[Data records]
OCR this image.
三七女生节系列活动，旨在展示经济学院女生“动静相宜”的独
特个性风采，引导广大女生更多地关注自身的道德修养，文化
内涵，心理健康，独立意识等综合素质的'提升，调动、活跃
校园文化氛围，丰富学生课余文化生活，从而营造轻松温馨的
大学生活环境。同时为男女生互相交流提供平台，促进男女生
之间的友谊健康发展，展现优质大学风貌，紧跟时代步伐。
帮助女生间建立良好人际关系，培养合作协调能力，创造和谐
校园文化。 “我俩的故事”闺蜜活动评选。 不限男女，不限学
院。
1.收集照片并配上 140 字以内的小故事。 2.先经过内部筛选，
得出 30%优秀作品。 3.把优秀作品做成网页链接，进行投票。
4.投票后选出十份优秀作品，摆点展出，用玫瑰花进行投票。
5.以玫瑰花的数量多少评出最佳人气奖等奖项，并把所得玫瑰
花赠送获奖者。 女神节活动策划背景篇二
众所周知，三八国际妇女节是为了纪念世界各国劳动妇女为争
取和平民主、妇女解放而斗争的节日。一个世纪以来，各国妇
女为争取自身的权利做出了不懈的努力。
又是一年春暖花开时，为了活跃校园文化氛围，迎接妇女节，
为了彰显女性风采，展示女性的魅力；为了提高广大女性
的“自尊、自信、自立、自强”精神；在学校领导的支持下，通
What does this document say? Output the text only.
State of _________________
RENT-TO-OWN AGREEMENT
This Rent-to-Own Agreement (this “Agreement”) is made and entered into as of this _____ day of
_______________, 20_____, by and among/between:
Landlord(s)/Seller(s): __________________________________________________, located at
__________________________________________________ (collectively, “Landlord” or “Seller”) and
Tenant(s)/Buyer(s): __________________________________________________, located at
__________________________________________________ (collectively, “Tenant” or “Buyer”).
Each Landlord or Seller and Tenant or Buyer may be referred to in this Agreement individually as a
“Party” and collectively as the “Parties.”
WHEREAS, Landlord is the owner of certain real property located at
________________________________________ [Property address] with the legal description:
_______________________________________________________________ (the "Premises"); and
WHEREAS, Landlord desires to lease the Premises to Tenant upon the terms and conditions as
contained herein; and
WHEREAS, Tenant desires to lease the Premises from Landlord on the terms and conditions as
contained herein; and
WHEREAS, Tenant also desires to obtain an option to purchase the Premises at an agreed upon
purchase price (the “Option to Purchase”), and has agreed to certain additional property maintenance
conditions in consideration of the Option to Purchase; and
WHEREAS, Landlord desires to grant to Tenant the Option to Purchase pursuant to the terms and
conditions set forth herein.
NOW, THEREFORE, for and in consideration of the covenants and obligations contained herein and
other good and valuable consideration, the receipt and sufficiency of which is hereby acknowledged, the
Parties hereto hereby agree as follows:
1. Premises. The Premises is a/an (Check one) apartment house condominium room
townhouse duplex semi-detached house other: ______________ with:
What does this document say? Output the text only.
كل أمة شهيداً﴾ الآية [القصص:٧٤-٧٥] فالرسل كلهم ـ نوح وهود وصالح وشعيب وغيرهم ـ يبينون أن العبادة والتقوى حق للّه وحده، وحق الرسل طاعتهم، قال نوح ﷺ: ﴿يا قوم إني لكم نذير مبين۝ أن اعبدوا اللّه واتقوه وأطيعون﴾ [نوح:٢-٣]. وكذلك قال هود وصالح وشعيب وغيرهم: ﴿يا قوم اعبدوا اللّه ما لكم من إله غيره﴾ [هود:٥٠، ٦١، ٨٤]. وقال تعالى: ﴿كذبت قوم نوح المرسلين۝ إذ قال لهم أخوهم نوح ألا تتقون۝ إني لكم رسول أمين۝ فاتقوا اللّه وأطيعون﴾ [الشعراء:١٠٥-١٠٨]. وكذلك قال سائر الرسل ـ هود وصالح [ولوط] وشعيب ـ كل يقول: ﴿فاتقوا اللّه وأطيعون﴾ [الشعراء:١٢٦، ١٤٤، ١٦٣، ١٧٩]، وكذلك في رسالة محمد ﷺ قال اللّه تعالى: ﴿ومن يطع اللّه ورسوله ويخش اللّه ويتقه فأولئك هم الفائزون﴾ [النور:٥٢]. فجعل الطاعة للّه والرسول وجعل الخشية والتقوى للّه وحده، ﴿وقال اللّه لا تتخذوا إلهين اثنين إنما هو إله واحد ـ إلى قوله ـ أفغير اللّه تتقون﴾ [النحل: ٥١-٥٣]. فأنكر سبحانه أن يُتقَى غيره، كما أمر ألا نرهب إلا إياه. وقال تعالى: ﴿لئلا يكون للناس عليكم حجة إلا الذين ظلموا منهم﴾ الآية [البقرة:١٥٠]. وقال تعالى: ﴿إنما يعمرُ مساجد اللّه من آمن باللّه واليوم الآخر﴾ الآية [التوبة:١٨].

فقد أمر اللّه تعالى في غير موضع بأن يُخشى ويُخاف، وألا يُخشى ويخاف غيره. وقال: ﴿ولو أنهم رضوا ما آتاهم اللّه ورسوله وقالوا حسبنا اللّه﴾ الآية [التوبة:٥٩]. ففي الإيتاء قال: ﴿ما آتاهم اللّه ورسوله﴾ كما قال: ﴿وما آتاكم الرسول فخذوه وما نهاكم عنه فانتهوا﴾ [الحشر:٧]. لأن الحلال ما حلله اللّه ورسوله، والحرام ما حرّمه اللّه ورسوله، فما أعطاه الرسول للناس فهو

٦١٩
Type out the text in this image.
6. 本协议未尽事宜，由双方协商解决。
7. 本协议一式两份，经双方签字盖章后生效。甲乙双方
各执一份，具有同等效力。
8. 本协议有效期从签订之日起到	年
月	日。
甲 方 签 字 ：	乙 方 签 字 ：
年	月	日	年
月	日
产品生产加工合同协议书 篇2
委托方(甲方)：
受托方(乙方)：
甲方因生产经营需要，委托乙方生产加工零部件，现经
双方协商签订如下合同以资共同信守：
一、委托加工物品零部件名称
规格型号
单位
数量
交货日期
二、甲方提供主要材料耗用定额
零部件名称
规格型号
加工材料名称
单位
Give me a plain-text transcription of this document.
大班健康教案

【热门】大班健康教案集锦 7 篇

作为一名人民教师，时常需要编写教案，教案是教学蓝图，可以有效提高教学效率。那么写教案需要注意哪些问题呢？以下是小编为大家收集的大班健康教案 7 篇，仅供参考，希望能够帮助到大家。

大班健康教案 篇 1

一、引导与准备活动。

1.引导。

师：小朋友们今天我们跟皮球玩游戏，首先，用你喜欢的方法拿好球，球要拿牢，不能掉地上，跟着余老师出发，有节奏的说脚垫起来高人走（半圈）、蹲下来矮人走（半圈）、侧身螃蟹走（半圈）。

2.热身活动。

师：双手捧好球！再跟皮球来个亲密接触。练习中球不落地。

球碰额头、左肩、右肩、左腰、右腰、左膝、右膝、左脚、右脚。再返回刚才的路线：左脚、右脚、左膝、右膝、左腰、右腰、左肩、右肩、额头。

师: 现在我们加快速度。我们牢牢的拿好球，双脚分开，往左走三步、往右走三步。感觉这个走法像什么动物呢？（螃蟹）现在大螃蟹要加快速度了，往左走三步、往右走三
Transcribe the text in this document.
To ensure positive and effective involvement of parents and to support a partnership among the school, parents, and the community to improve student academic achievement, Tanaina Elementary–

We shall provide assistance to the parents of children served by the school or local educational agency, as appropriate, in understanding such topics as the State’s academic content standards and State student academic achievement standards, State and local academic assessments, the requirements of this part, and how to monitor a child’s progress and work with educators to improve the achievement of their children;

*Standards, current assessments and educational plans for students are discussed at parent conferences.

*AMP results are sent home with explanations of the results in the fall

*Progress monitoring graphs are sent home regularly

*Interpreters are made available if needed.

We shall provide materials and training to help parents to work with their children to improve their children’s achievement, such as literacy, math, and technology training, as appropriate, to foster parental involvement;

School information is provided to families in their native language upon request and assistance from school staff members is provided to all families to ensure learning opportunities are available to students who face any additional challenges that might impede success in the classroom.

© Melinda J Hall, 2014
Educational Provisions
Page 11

* _Exercise goal_: Copy every line that contains the string "home".

* _Exercise answer_:
*AMP results are sent home with explanations of the results in the fall
*Progress monitoring graphs are sent home regularly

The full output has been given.